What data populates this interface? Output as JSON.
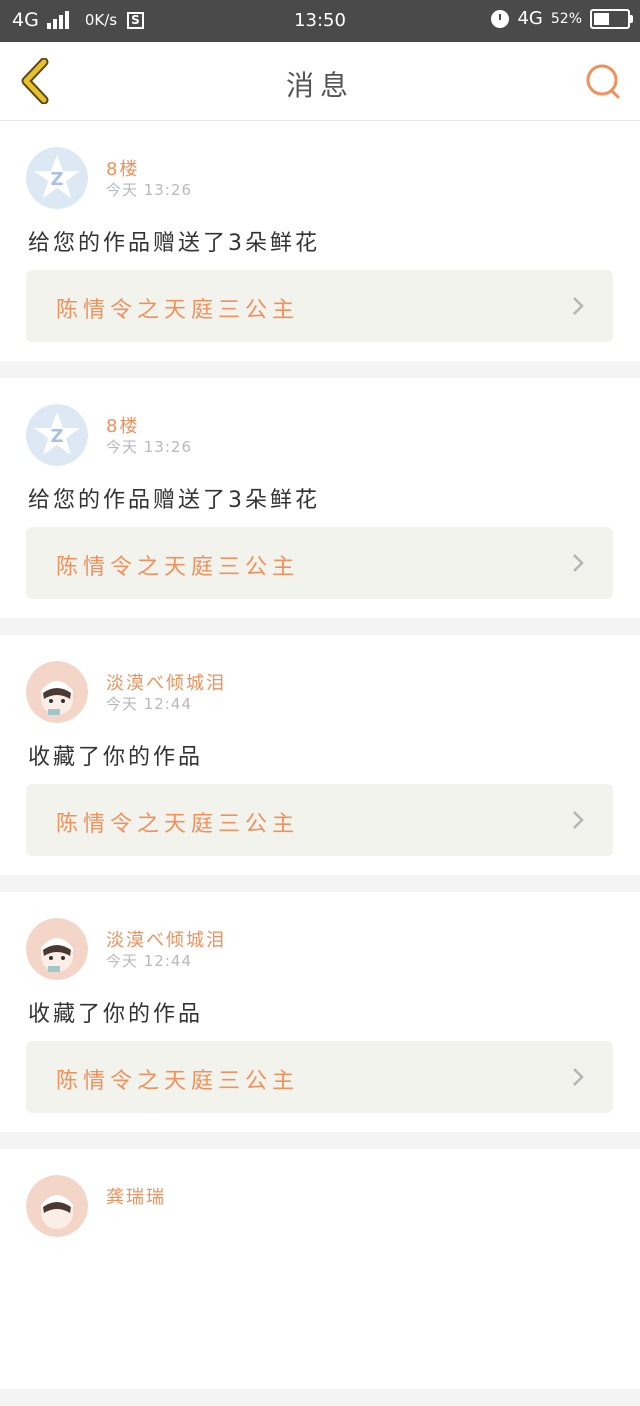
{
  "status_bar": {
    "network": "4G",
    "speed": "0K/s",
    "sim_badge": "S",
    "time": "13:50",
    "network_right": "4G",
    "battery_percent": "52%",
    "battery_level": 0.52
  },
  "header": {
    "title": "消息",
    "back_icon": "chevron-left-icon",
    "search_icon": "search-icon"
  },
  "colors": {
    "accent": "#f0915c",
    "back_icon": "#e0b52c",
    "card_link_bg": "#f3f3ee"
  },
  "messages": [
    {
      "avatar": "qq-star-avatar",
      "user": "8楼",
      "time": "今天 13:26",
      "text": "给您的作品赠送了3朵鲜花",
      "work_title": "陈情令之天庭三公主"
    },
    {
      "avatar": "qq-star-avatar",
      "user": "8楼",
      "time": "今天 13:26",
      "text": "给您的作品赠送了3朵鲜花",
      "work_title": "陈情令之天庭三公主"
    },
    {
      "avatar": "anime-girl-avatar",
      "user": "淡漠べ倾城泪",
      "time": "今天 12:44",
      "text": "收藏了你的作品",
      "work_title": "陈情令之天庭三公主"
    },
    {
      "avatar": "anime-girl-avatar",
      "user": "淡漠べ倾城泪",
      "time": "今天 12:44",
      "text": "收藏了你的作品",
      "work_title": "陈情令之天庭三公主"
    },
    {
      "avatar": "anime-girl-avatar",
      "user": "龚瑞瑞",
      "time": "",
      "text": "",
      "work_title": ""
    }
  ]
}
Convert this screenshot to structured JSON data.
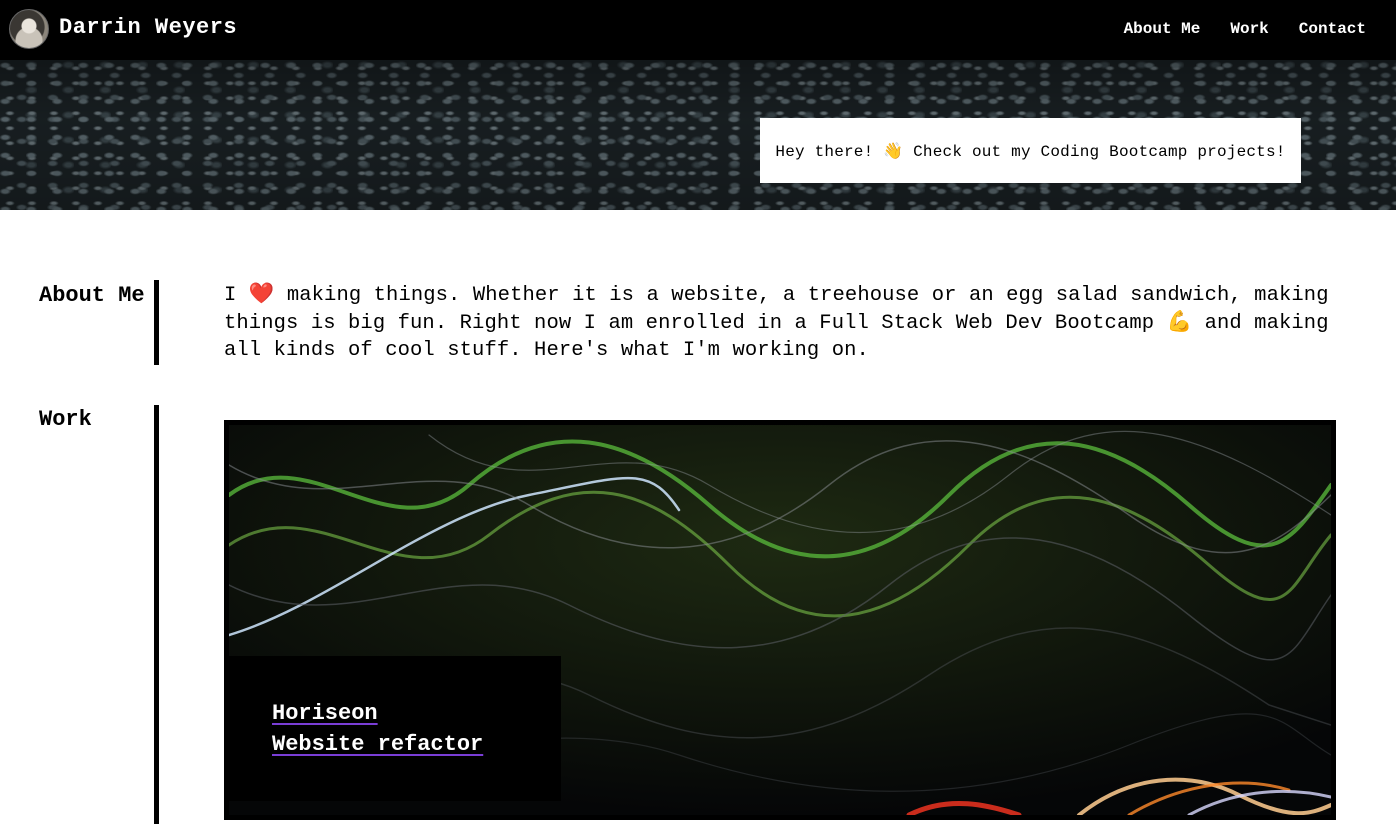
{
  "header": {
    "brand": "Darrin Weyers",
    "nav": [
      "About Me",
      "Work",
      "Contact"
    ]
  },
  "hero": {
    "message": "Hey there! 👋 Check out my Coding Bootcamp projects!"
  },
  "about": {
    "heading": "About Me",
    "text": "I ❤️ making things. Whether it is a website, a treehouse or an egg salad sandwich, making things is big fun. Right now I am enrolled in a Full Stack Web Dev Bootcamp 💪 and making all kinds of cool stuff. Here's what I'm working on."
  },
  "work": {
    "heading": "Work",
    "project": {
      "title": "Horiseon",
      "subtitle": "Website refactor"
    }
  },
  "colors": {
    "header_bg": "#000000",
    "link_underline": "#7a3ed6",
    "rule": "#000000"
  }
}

▶ [To be done]: How many lines in these entries hold the string "this"? Answer with the number alone.

▶ [Exercise solution]: 2